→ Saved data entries
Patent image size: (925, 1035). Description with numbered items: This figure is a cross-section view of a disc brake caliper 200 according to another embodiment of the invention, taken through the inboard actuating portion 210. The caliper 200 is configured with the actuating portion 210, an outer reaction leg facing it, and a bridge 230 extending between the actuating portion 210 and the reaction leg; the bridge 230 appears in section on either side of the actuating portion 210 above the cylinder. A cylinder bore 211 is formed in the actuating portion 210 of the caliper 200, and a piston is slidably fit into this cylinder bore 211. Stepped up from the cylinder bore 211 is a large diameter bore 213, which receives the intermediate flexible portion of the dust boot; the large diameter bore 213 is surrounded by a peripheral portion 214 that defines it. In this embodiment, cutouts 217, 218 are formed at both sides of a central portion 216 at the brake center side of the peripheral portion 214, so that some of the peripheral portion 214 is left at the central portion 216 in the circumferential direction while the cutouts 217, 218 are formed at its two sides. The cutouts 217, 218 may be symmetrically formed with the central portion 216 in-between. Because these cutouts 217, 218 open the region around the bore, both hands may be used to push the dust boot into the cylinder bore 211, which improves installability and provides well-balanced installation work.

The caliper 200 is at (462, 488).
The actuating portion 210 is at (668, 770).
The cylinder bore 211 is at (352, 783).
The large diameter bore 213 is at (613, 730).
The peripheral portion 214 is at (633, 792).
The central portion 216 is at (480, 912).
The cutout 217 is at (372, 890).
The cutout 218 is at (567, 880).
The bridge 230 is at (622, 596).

→ THE TASK
Copy out every line of the material above word for word, without changing anything.

→ RESULT
Patent image size: (925, 1035). Description with numbered items: This figure is a cross-section view of a disc brake caliper 200 according to another embodiment of the invention, taken through the inboard actuating portion 210. The caliper 200 is configured with the actuating portion 210, an outer reaction leg facing it, and a bridge 230 extending between the actuating portion 210 and the reaction leg; the bridge 230 appears in section on either side of the actuating portion 210 above the cylinder. A cylinder bore 211 is formed in the actuating portion 210 of the caliper 200, and a piston is slidably fit into this cylinder bore 211. Stepped up from the cylinder bore 211 is a large diameter bore 213, which receives the intermediate flexible portion of the dust boot; the large diameter bore 213 is surrounded by a peripheral portion 214 that defines it. In this embodiment, cutouts 217, 218 are formed at both sides of a central portion 216 at the brake center side of the peripheral portion 214, so that some of the peripheral portion 214 is left at the central portion 216 in the circumferential direction while the cutouts 217, 218 are formed at its two sides. The cutouts 217, 218 may be symmetrically formed with the central portion 216 in-between. Because these cutouts 217, 218 open the region around the bore, both hands may be used to push the dust boot into the cylinder bore 211, which improves installability and provides well-balanced installation work.

The caliper 200 is at (462, 488).
The actuating portion 210 is at (668, 770).
The cylinder bore 211 is at (352, 783).
The large diameter bore 213 is at (613, 730).
The peripheral portion 214 is at (633, 792).
The central portion 216 is at (480, 912).
The cutout 217 is at (372, 890).
The cutout 218 is at (567, 880).
The bridge 230 is at (622, 596).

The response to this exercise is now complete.